- Given problem:
Your task is to give the data again, exactly, with every line intact.

- Data:
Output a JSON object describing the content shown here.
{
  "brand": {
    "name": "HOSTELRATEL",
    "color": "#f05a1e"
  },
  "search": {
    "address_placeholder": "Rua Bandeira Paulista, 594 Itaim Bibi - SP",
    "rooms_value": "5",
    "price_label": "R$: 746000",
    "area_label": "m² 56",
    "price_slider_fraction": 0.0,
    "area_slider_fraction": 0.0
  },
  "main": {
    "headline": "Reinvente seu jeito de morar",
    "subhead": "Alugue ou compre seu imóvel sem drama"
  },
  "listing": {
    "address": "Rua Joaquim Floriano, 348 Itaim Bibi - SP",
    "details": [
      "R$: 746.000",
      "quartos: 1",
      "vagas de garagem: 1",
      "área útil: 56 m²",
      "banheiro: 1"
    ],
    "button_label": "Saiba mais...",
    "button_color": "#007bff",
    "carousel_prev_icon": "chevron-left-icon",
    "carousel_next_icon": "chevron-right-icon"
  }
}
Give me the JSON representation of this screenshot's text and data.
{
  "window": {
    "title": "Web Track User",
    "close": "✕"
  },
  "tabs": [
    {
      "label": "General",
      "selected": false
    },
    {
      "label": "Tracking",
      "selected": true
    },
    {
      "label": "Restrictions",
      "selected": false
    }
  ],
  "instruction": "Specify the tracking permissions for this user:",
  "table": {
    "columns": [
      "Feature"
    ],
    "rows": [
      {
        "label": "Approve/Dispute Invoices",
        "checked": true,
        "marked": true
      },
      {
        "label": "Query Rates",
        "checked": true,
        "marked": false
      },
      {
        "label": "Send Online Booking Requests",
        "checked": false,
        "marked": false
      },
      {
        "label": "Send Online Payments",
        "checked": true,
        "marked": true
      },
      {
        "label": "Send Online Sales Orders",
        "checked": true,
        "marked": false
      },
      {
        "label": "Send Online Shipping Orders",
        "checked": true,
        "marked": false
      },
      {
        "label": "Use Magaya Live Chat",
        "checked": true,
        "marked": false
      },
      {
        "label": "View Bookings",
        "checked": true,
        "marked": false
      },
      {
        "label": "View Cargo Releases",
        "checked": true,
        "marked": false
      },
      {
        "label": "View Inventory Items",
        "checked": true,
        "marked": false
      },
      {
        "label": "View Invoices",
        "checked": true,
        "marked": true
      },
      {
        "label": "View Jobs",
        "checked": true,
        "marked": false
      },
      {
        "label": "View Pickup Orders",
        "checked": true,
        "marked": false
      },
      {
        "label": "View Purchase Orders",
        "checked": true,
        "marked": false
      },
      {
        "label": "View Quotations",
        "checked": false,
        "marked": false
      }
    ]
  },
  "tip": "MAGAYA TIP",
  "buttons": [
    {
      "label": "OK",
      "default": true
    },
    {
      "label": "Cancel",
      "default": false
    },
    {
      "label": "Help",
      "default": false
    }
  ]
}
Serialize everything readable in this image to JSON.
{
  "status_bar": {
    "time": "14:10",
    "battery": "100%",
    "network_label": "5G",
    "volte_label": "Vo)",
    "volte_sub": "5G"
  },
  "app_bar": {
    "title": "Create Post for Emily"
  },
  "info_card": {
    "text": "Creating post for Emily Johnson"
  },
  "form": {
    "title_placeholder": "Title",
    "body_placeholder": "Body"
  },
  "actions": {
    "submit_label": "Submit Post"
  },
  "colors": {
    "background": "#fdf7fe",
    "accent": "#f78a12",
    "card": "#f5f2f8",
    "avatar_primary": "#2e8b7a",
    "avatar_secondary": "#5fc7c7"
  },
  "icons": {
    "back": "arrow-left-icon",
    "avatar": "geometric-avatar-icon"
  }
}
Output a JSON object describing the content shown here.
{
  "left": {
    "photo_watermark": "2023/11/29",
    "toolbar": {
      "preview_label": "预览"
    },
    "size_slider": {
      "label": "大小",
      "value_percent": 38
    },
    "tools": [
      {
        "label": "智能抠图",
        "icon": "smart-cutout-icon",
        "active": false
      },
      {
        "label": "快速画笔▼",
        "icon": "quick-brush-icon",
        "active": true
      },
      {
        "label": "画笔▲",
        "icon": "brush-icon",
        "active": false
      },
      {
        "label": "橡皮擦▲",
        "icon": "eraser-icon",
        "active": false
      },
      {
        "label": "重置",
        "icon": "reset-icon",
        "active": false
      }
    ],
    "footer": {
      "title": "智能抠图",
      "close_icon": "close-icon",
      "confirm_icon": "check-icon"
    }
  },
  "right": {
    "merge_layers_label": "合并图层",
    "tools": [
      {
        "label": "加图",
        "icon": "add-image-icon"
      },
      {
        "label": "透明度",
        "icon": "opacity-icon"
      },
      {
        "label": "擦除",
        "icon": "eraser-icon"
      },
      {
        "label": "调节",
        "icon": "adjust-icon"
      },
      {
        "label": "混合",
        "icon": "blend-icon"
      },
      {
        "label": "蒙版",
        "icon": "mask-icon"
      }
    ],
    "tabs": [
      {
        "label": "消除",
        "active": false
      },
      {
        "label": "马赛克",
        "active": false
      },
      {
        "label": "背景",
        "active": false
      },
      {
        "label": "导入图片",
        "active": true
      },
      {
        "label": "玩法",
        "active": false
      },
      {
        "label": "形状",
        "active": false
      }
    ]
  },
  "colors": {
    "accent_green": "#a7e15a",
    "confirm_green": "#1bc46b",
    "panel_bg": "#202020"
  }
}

- The result:
Output a JSON object describing the content shown here.
{
  "brand": {
    "name": "HOSTELRATEL",
    "color": "#f05a1e"
  },
  "search": {
    "address_placeholder": "Rua Bandeira Paulista, 594 Itaim Bibi - SP",
    "rooms_value": "5",
    "price_label": "R$: 746000",
    "area_label": "m² 56",
    "price_slider_fraction": 0.0,
    "area_slider_fraction": 0.0
  },
  "main": {
    "headline": "Reinvente seu jeito de morar",
    "subhead": "Alugue ou compre seu imóvel sem drama"
  },
  "listing": {
    "address": "Rua Joaquim Floriano, 348 Itaim Bibi - SP",
    "details": [
      "R$: 746.000",
      "quartos: 1",
      "vagas de garagem: 1",
      "área útil: 56 m²",
      "banheiro: 1"
    ],
    "button_label": "Saiba mais...",
    "button_color": "#007bff",
    "carousel_prev_icon": "chevron-left-icon",
    "carousel_next_icon": "chevron-right-icon"
  }
}
Give me the JSON representation of this screenshot's text and data.
{
  "window": {
    "title": "Web Track User",
    "close": "✕"
  },
  "tabs": [
    {
      "label": "General",
      "selected": false
    },
    {
      "label": "Tracking",
      "selected": true
    },
    {
      "label": "Restrictions",
      "selected": false
    }
  ],
  "instruction": "Specify the tracking permissions for this user:",
  "table": {
    "columns": [
      "Feature"
    ],
    "rows": [
      {
        "label": "Approve/Dispute Invoices",
        "checked": true,
        "marked": true
      },
      {
        "label": "Query Rates",
        "checked": true,
        "marked": false
      },
      {
        "label": "Send Online Booking Requests",
        "checked": false,
        "marked": false
      },
      {
        "label": "Send Online Payments",
        "checked": true,
        "marked": true
      },
      {
        "label": "Send Online Sales Orders",
        "checked": true,
        "marked": false
      },
      {
        "label": "Send Online Shipping Orders",
        "checked": true,
        "marked": false
      },
      {
        "label": "Use Magaya Live Chat",
        "checked": true,
        "marked": false
      },
      {
        "label": "View Bookings",
        "checked": true,
        "marked": false
      },
      {
        "label": "View Cargo Releases",
        "checked": true,
        "marked": false
      },
      {
        "label": "View Inventory Items",
        "checked": true,
        "marked": false
      },
      {
        "label": "View Invoices",
        "checked": true,
        "marked": true
      },
      {
        "label": "View Jobs",
        "checked": true,
        "marked": false
      },
      {
        "label": "View Pickup Orders",
        "checked": true,
        "marked": false
      },
      {
        "label": "View Purchase Orders",
        "checked": true,
        "marked": false
      },
      {
        "label": "View Quotations",
        "checked": false,
        "marked": false
      }
    ]
  },
  "tip": "MAGAYA TIP",
  "buttons": [
    {
      "label": "OK",
      "default": true
    },
    {
      "label": "Cancel",
      "default": false
    },
    {
      "label": "Help",
      "default": false
    }
  ]
}
Serialize everything readable in this image to JSON.
{
  "status_bar": {
    "time": "14:10",
    "battery": "100%",
    "network_label": "5G",
    "volte_label": "Vo)",
    "volte_sub": "5G"
  },
  "app_bar": {
    "title": "Create Post for Emily"
  },
  "info_card": {
    "text": "Creating post for Emily Johnson"
  },
  "form": {
    "title_placeholder": "Title",
    "body_placeholder": "Body"
  },
  "actions": {
    "submit_label": "Submit Post"
  },
  "colors": {
    "background": "#fdf7fe",
    "accent": "#f78a12",
    "card": "#f5f2f8",
    "avatar_primary": "#2e8b7a",
    "avatar_secondary": "#5fc7c7"
  },
  "icons": {
    "back": "arrow-left-icon",
    "avatar": "geometric-avatar-icon"
  }
}
Output a JSON object describing the content shown here.
{
  "left": {
    "photo_watermark": "2023/11/29",
    "toolbar": {
      "preview_label": "预览"
    },
    "size_slider": {
      "label": "大小",
      "value_percent": 38
    },
    "tools": [
      {
        "label": "智能抠图",
        "icon": "smart-cutout-icon",
        "active": false
      },
      {
        "label": "快速画笔▼",
        "icon": "quick-brush-icon",
        "active": true
      },
      {
        "label": "画笔▲",
        "icon": "brush-icon",
        "active": false
      },
      {
        "label": "橡皮擦▲",
        "icon": "eraser-icon",
        "active": false
      },
      {
        "label": "重置",
        "icon": "reset-icon",
        "active": false
      }
    ],
    "footer": {
      "title": "智能抠图",
      "close_icon": "close-icon",
      "confirm_icon": "check-icon"
    }
  },
  "right": {
    "merge_layers_label": "合并图层",
    "tools": [
      {
        "label": "加图",
        "icon": "add-image-icon"
      },
      {
        "label": "透明度",
        "icon": "opacity-icon"
      },
      {
        "label": "擦除",
        "icon": "eraser-icon"
      },
      {
        "label": "调节",
        "icon": "adjust-icon"
      },
      {
        "label": "混合",
        "icon": "blend-icon"
      },
      {
        "label": "蒙版",
        "icon": "mask-icon"
      }
    ],
    "tabs": [
      {
        "label": "消除",
        "active": false
      },
      {
        "label": "马赛克",
        "active": false
      },
      {
        "label": "背景",
        "active": false
      },
      {
        "label": "导入图片",
        "active": true
      },
      {
        "label": "玩法",
        "active": false
      },
      {
        "label": "形状",
        "active": false
      }
    ]
  },
  "colors": {
    "accent_green": "#a7e15a",
    "confirm_green": "#1bc46b",
    "panel_bg": "#202020"
  }
}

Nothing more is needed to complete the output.